start LISTED ENTRIES
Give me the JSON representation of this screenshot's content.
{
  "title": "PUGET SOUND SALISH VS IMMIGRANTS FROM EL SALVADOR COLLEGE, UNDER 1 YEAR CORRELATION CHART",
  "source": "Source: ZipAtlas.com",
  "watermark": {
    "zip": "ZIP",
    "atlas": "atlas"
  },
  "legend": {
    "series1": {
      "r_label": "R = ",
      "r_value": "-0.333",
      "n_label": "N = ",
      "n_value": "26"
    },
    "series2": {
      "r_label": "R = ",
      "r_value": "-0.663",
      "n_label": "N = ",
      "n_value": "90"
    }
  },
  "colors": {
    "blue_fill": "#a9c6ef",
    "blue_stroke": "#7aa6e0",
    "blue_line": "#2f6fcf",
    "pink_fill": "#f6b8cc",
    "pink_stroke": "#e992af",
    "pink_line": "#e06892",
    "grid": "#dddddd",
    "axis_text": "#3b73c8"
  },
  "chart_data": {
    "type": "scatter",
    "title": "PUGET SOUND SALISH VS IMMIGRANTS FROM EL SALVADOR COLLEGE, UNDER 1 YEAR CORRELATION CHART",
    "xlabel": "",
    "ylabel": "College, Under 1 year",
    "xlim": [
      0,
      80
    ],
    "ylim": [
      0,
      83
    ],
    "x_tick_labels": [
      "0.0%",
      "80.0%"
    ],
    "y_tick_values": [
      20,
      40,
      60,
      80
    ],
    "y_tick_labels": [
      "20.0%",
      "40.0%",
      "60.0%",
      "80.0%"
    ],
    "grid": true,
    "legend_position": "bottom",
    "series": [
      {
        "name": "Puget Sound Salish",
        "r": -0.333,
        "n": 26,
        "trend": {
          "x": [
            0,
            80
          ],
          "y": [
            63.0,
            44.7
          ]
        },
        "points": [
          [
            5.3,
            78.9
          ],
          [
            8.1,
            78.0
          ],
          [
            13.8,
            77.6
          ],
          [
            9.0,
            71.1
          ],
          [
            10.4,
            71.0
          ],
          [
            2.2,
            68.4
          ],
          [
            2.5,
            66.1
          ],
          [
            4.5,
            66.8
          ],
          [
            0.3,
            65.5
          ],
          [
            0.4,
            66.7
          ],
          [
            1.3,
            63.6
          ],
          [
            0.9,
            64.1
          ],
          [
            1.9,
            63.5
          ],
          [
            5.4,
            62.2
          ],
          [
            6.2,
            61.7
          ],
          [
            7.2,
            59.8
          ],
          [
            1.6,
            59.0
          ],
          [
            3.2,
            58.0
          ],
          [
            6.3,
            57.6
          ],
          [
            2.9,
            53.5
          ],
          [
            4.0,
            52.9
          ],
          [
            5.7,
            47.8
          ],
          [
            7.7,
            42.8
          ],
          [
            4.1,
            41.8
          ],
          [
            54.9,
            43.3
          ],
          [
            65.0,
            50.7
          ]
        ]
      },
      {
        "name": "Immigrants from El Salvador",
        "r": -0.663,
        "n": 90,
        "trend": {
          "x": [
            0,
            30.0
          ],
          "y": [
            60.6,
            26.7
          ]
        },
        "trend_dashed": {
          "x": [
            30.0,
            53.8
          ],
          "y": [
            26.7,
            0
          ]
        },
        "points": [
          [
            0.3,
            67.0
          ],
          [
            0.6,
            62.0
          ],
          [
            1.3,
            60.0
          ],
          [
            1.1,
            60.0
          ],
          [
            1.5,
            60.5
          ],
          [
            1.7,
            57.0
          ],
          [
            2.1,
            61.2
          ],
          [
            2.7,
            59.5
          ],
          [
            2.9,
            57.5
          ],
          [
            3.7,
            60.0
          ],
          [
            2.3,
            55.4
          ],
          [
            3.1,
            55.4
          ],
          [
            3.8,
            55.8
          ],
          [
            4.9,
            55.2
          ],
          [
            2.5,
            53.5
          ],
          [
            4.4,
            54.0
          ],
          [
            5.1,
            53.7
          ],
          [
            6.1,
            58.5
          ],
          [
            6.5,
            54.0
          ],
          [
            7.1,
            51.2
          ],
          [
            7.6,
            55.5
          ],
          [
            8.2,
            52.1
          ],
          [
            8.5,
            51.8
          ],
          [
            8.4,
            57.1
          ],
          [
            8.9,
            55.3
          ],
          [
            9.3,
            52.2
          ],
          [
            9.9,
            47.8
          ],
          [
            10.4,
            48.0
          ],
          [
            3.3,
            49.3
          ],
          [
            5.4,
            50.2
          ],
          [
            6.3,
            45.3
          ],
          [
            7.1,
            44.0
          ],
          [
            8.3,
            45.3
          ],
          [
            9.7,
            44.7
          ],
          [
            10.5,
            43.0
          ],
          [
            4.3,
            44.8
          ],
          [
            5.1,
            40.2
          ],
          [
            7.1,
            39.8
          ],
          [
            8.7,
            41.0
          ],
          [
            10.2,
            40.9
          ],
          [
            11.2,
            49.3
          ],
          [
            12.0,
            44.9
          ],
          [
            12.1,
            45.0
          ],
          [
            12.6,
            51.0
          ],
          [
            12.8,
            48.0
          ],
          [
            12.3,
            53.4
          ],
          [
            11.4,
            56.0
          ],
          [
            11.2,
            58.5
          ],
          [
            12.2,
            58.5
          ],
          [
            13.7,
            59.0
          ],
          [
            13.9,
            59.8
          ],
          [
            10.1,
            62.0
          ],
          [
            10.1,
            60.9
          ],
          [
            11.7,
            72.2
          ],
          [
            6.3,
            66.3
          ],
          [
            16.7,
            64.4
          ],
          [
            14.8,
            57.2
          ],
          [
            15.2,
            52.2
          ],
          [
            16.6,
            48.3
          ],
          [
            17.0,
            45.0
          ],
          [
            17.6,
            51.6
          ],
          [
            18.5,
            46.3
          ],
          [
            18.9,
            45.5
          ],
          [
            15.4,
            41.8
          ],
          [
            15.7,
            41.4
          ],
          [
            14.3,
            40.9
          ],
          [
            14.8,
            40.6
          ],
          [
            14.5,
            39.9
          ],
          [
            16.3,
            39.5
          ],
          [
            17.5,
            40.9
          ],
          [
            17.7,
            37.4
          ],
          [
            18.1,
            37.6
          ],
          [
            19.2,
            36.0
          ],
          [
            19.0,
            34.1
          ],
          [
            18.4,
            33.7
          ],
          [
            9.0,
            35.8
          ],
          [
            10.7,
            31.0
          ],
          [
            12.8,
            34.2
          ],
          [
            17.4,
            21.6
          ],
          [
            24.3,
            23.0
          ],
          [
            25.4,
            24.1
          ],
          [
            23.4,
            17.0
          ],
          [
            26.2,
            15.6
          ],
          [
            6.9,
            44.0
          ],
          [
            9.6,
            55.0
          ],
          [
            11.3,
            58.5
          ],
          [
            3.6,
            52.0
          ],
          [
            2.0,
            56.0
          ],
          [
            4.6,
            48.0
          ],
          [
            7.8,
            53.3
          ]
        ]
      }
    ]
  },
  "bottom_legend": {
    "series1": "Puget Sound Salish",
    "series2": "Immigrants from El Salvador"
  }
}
end LISTED ENTRIES
▸ TASK BRIEF
Write the data from above out again, exactly.

▸ THE ANSWER
Give me the JSON representation of this screenshot's content.
{
  "title": "PUGET SOUND SALISH VS IMMIGRANTS FROM EL SALVADOR COLLEGE, UNDER 1 YEAR CORRELATION CHART",
  "source": "Source: ZipAtlas.com",
  "watermark": {
    "zip": "ZIP",
    "atlas": "atlas"
  },
  "legend": {
    "series1": {
      "r_label": "R = ",
      "r_value": "-0.333",
      "n_label": "N = ",
      "n_value": "26"
    },
    "series2": {
      "r_label": "R = ",
      "r_value": "-0.663",
      "n_label": "N = ",
      "n_value": "90"
    }
  },
  "colors": {
    "blue_fill": "#a9c6ef",
    "blue_stroke": "#7aa6e0",
    "blue_line": "#2f6fcf",
    "pink_fill": "#f6b8cc",
    "pink_stroke": "#e992af",
    "pink_line": "#e06892",
    "grid": "#dddddd",
    "axis_text": "#3b73c8"
  },
  "chart_data": {
    "type": "scatter",
    "title": "PUGET SOUND SALISH VS IMMIGRANTS FROM EL SALVADOR COLLEGE, UNDER 1 YEAR CORRELATION CHART",
    "xlabel": "",
    "ylabel": "College, Under 1 year",
    "xlim": [
      0,
      80
    ],
    "ylim": [
      0,
      83
    ],
    "x_tick_labels": [
      "0.0%",
      "80.0%"
    ],
    "y_tick_values": [
      20,
      40,
      60,
      80
    ],
    "y_tick_labels": [
      "20.0%",
      "40.0%",
      "60.0%",
      "80.0%"
    ],
    "grid": true,
    "legend_position": "bottom",
    "series": [
      {
        "name": "Puget Sound Salish",
        "r": -0.333,
        "n": 26,
        "trend": {
          "x": [
            0,
            80
          ],
          "y": [
            63.0,
            44.7
          ]
        },
        "points": [
          [
            5.3,
            78.9
          ],
          [
            8.1,
            78.0
          ],
          [
            13.8,
            77.6
          ],
          [
            9.0,
            71.1
          ],
          [
            10.4,
            71.0
          ],
          [
            2.2,
            68.4
          ],
          [
            2.5,
            66.1
          ],
          [
            4.5,
            66.8
          ],
          [
            0.3,
            65.5
          ],
          [
            0.4,
            66.7
          ],
          [
            1.3,
            63.6
          ],
          [
            0.9,
            64.1
          ],
          [
            1.9,
            63.5
          ],
          [
            5.4,
            62.2
          ],
          [
            6.2,
            61.7
          ],
          [
            7.2,
            59.8
          ],
          [
            1.6,
            59.0
          ],
          [
            3.2,
            58.0
          ],
          [
            6.3,
            57.6
          ],
          [
            2.9,
            53.5
          ],
          [
            4.0,
            52.9
          ],
          [
            5.7,
            47.8
          ],
          [
            7.7,
            42.8
          ],
          [
            4.1,
            41.8
          ],
          [
            54.9,
            43.3
          ],
          [
            65.0,
            50.7
          ]
        ]
      },
      {
        "name": "Immigrants from El Salvador",
        "r": -0.663,
        "n": 90,
        "trend": {
          "x": [
            0,
            30.0
          ],
          "y": [
            60.6,
            26.7
          ]
        },
        "trend_dashed": {
          "x": [
            30.0,
            53.8
          ],
          "y": [
            26.7,
            0
          ]
        },
        "points": [
          [
            0.3,
            67.0
          ],
          [
            0.6,
            62.0
          ],
          [
            1.3,
            60.0
          ],
          [
            1.1,
            60.0
          ],
          [
            1.5,
            60.5
          ],
          [
            1.7,
            57.0
          ],
          [
            2.1,
            61.2
          ],
          [
            2.7,
            59.5
          ],
          [
            2.9,
            57.5
          ],
          [
            3.7,
            60.0
          ],
          [
            2.3,
            55.4
          ],
          [
            3.1,
            55.4
          ],
          [
            3.8,
            55.8
          ],
          [
            4.9,
            55.2
          ],
          [
            2.5,
            53.5
          ],
          [
            4.4,
            54.0
          ],
          [
            5.1,
            53.7
          ],
          [
            6.1,
            58.5
          ],
          [
            6.5,
            54.0
          ],
          [
            7.1,
            51.2
          ],
          [
            7.6,
            55.5
          ],
          [
            8.2,
            52.1
          ],
          [
            8.5,
            51.8
          ],
          [
            8.4,
            57.1
          ],
          [
            8.9,
            55.3
          ],
          [
            9.3,
            52.2
          ],
          [
            9.9,
            47.8
          ],
          [
            10.4,
            48.0
          ],
          [
            3.3,
            49.3
          ],
          [
            5.4,
            50.2
          ],
          [
            6.3,
            45.3
          ],
          [
            7.1,
            44.0
          ],
          [
            8.3,
            45.3
          ],
          [
            9.7,
            44.7
          ],
          [
            10.5,
            43.0
          ],
          [
            4.3,
            44.8
          ],
          [
            5.1,
            40.2
          ],
          [
            7.1,
            39.8
          ],
          [
            8.7,
            41.0
          ],
          [
            10.2,
            40.9
          ],
          [
            11.2,
            49.3
          ],
          [
            12.0,
            44.9
          ],
          [
            12.1,
            45.0
          ],
          [
            12.6,
            51.0
          ],
          [
            12.8,
            48.0
          ],
          [
            12.3,
            53.4
          ],
          [
            11.4,
            56.0
          ],
          [
            11.2,
            58.5
          ],
          [
            12.2,
            58.5
          ],
          [
            13.7,
            59.0
          ],
          [
            13.9,
            59.8
          ],
          [
            10.1,
            62.0
          ],
          [
            10.1,
            60.9
          ],
          [
            11.7,
            72.2
          ],
          [
            6.3,
            66.3
          ],
          [
            16.7,
            64.4
          ],
          [
            14.8,
            57.2
          ],
          [
            15.2,
            52.2
          ],
          [
            16.6,
            48.3
          ],
          [
            17.0,
            45.0
          ],
          [
            17.6,
            51.6
          ],
          [
            18.5,
            46.3
          ],
          [
            18.9,
            45.5
          ],
          [
            15.4,
            41.8
          ],
          [
            15.7,
            41.4
          ],
          [
            14.3,
            40.9
          ],
          [
            14.8,
            40.6
          ],
          [
            14.5,
            39.9
          ],
          [
            16.3,
            39.5
          ],
          [
            17.5,
            40.9
          ],
          [
            17.7,
            37.4
          ],
          [
            18.1,
            37.6
          ],
          [
            19.2,
            36.0
          ],
          [
            19.0,
            34.1
          ],
          [
            18.4,
            33.7
          ],
          [
            9.0,
            35.8
          ],
          [
            10.7,
            31.0
          ],
          [
            12.8,
            34.2
          ],
          [
            17.4,
            21.6
          ],
          [
            24.3,
            23.0
          ],
          [
            25.4,
            24.1
          ],
          [
            23.4,
            17.0
          ],
          [
            26.2,
            15.6
          ],
          [
            6.9,
            44.0
          ],
          [
            9.6,
            55.0
          ],
          [
            11.3,
            58.5
          ],
          [
            3.6,
            52.0
          ],
          [
            2.0,
            56.0
          ],
          [
            4.6,
            48.0
          ],
          [
            7.8,
            53.3
          ]
        ]
      }
    ]
  },
  "bottom_legend": {
    "series1": "Puget Sound Salish",
    "series2": "Immigrants from El Salvador"
  }
}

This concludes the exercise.